(Saved entries)
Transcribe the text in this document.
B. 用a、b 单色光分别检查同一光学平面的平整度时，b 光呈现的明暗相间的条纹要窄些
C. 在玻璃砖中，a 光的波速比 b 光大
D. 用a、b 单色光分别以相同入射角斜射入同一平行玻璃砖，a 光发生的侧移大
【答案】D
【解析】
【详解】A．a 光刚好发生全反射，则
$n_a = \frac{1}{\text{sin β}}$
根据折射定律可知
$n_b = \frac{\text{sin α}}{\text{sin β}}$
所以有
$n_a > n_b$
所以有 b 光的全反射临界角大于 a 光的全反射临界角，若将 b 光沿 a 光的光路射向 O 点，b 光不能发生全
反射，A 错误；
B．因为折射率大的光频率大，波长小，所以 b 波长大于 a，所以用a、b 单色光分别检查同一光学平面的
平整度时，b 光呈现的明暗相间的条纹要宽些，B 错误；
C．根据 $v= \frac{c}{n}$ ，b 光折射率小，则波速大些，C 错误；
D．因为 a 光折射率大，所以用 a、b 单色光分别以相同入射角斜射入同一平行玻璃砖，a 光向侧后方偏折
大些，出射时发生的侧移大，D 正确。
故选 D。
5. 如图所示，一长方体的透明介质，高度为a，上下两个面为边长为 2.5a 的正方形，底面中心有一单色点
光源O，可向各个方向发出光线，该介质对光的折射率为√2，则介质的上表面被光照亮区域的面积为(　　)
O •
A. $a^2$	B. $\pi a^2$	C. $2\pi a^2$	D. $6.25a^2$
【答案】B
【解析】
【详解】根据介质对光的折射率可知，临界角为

...

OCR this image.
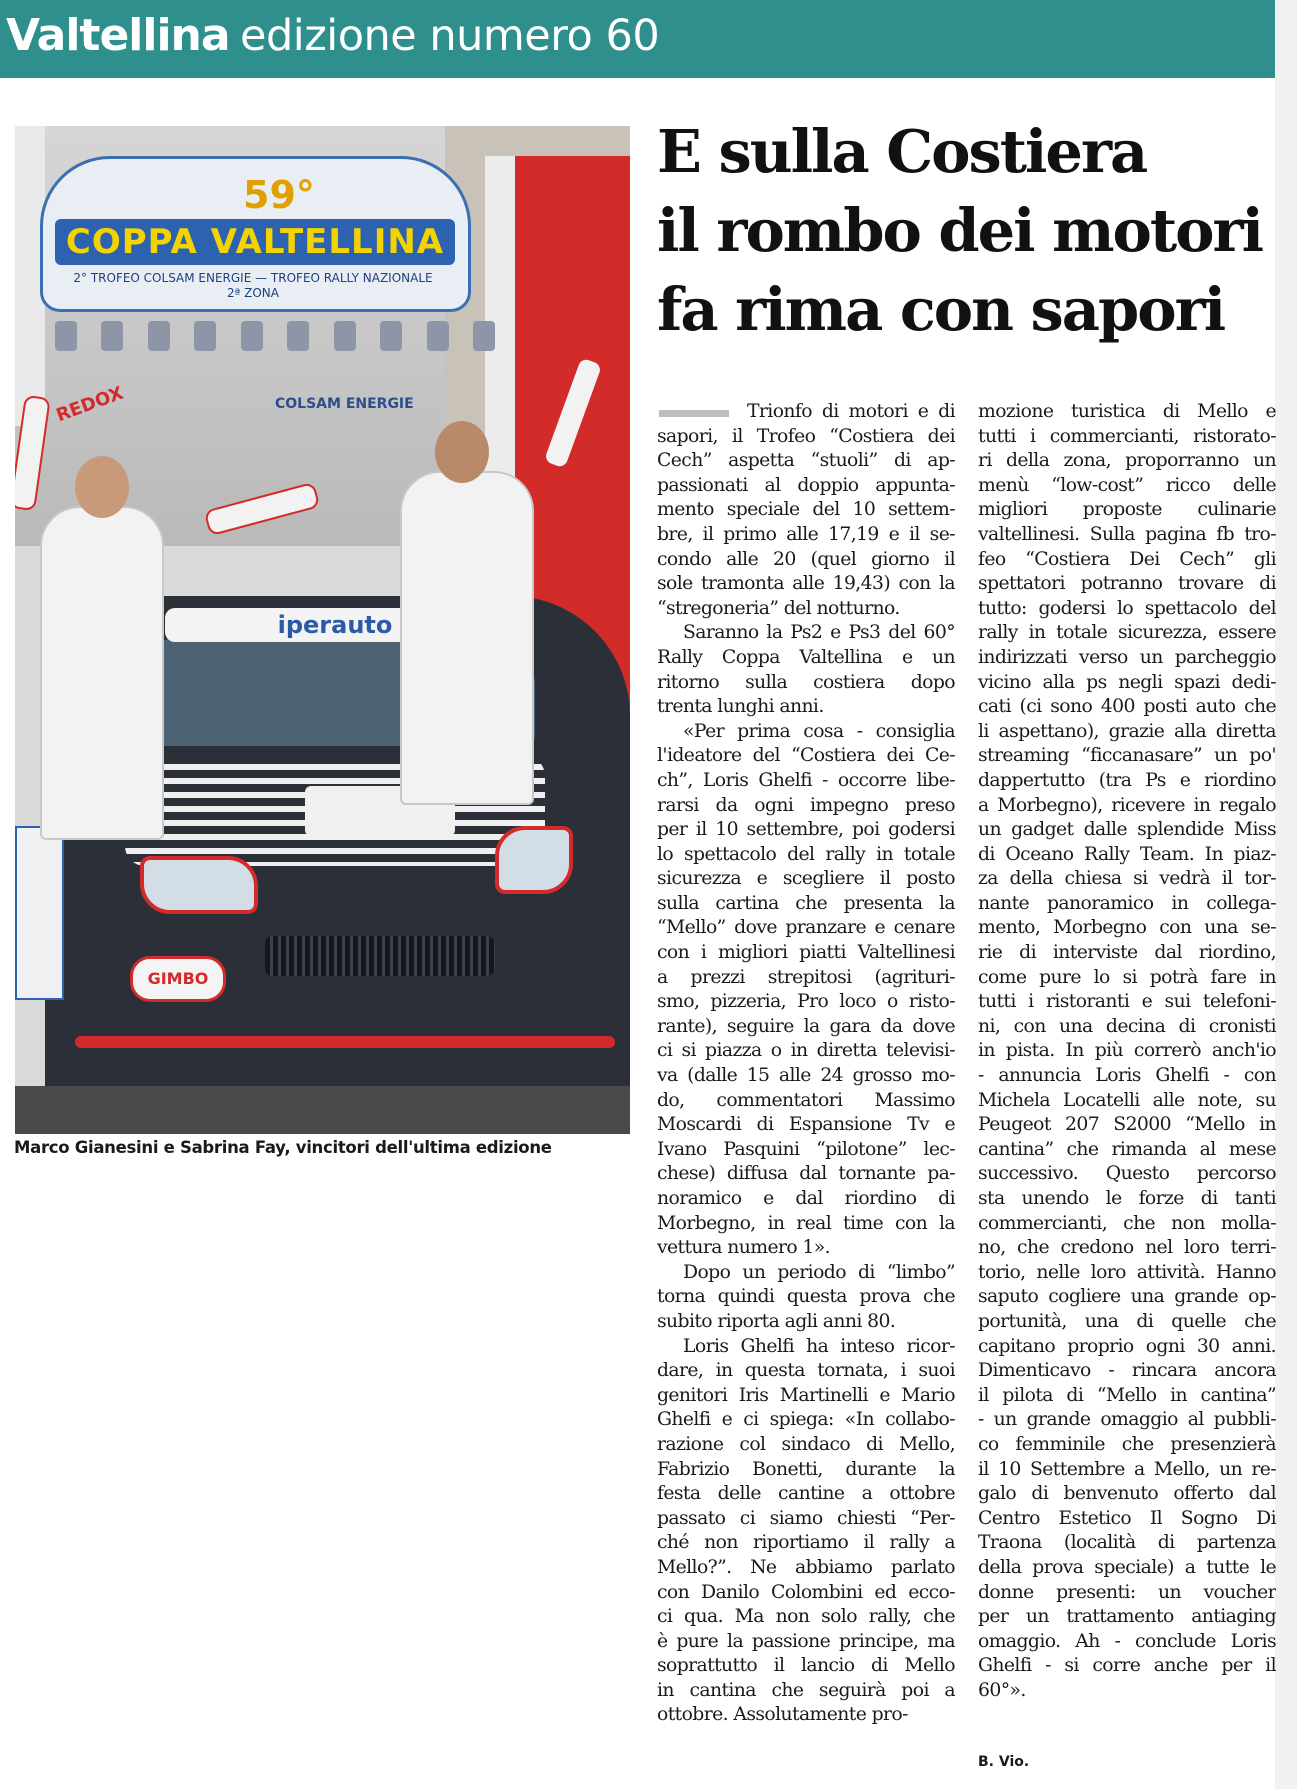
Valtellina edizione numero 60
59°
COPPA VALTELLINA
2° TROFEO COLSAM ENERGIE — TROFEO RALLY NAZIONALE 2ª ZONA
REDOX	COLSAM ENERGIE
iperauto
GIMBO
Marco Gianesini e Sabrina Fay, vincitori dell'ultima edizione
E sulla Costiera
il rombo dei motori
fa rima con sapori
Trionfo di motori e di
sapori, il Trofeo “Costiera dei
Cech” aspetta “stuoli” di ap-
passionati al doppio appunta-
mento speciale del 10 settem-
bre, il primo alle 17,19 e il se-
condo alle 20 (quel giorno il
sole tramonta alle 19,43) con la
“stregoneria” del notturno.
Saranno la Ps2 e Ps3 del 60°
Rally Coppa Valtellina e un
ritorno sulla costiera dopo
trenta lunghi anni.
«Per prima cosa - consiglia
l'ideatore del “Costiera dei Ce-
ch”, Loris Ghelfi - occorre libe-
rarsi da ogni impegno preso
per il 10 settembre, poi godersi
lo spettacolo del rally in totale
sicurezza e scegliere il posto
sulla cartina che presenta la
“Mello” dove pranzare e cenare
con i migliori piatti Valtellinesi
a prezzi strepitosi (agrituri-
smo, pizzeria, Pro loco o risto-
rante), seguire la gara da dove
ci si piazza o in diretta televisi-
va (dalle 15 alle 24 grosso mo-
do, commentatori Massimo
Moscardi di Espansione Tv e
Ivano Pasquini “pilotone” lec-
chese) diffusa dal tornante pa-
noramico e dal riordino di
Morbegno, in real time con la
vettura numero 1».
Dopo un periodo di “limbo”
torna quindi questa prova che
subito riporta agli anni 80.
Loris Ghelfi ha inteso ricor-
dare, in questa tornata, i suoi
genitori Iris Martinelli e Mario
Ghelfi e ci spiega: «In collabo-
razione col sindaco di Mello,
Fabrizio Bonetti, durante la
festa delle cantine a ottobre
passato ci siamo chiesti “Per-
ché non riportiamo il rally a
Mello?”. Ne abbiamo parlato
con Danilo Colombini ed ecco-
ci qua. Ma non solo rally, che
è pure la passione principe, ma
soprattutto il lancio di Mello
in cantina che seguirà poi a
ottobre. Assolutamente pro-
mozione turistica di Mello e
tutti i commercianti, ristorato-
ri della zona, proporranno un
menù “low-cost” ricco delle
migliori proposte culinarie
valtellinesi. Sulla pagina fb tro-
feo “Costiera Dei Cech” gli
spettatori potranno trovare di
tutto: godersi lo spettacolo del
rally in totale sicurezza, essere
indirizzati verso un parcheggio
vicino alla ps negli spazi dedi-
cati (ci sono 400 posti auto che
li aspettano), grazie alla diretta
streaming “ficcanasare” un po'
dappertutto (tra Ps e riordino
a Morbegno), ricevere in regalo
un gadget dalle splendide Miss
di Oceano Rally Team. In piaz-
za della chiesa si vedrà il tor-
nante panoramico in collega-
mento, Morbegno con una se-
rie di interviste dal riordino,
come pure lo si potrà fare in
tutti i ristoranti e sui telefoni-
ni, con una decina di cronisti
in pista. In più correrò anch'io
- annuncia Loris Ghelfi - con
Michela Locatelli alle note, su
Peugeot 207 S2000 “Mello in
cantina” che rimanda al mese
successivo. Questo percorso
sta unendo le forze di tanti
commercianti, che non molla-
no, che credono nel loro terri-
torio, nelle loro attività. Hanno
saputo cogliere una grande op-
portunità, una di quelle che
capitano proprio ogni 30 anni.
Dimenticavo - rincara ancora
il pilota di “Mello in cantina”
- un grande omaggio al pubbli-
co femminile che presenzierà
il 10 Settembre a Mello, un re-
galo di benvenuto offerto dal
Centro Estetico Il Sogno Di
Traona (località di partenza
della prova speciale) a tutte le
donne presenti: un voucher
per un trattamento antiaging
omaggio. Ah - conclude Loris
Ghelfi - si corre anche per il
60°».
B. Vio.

- Your task: Tell how many lines of the data above hold the string "riordino". Give only the number.

- Written reply: 3